====== Data records ======

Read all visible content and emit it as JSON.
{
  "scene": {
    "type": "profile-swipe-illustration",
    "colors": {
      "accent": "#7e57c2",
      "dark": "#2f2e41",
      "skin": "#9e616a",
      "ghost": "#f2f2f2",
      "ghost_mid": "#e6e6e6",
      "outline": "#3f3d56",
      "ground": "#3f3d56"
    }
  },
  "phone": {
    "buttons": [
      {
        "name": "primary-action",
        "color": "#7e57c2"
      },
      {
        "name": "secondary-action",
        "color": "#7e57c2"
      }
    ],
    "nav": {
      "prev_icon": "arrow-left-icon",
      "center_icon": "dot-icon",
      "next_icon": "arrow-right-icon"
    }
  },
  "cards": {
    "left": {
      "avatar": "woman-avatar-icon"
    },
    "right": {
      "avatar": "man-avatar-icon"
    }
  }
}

======

→ Exercise:
Give the complete listing a second time, exactly as it reads.

→ Answer for the task:
Read all visible content and emit it as JSON.
{
  "scene": {
    "type": "profile-swipe-illustration",
    "colors": {
      "accent": "#7e57c2",
      "dark": "#2f2e41",
      "skin": "#9e616a",
      "ghost": "#f2f2f2",
      "ghost_mid": "#e6e6e6",
      "outline": "#3f3d56",
      "ground": "#3f3d56"
    }
  },
  "phone": {
    "buttons": [
      {
        "name": "primary-action",
        "color": "#7e57c2"
      },
      {
        "name": "secondary-action",
        "color": "#7e57c2"
      }
    ],
    "nav": {
      "prev_icon": "arrow-left-icon",
      "center_icon": "dot-icon",
      "next_icon": "arrow-right-icon"
    }
  },
  "cards": {
    "left": {
      "avatar": "woman-avatar-icon"
    },
    "right": {
      "avatar": "man-avatar-icon"
    }
  }
}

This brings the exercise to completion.